▶ [Raw data]
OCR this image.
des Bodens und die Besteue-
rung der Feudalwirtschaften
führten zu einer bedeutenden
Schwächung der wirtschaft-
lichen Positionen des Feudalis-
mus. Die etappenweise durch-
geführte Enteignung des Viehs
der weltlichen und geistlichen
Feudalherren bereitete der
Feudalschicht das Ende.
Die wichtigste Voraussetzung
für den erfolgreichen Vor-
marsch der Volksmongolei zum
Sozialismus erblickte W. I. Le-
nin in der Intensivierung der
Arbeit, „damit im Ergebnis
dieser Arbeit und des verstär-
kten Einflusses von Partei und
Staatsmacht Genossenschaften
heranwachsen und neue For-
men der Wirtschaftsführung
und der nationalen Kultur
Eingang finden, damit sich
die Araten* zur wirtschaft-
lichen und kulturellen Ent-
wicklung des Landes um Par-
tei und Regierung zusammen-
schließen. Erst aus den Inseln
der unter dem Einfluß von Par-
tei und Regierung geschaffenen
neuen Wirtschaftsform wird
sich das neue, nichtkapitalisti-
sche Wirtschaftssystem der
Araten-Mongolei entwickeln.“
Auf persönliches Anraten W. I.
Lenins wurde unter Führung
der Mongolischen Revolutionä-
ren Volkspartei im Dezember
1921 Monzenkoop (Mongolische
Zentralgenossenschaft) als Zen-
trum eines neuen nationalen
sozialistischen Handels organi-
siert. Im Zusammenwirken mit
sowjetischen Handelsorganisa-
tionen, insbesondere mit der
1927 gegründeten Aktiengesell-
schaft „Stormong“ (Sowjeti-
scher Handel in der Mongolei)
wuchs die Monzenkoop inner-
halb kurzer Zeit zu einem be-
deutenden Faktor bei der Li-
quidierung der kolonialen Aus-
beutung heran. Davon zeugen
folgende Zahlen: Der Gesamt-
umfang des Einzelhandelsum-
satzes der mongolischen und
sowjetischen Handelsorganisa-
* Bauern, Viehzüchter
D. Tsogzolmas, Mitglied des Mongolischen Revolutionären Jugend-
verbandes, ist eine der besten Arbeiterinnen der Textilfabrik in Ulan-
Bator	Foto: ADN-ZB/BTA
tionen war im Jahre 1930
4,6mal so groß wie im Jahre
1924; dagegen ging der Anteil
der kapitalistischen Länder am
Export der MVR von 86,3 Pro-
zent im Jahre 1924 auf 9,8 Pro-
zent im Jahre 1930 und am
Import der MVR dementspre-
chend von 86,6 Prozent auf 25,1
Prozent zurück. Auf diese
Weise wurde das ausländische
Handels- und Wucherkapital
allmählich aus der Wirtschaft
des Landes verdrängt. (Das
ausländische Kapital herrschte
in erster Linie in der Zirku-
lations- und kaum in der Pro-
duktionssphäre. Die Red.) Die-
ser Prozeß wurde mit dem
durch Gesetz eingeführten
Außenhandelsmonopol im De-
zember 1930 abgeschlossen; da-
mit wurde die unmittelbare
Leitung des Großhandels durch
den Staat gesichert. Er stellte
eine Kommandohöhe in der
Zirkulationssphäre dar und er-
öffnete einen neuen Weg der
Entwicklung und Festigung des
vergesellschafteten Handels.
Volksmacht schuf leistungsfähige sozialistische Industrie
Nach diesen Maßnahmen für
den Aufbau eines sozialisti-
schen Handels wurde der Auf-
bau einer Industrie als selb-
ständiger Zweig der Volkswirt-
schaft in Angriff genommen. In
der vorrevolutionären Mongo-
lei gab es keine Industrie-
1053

▶ [Exercise brief]
Find each line in the listing above that contains "damit", and copy that line.

▶ [Exercise result]
Arbeit, „damit im Ergebnis
Eingang finden, damit sich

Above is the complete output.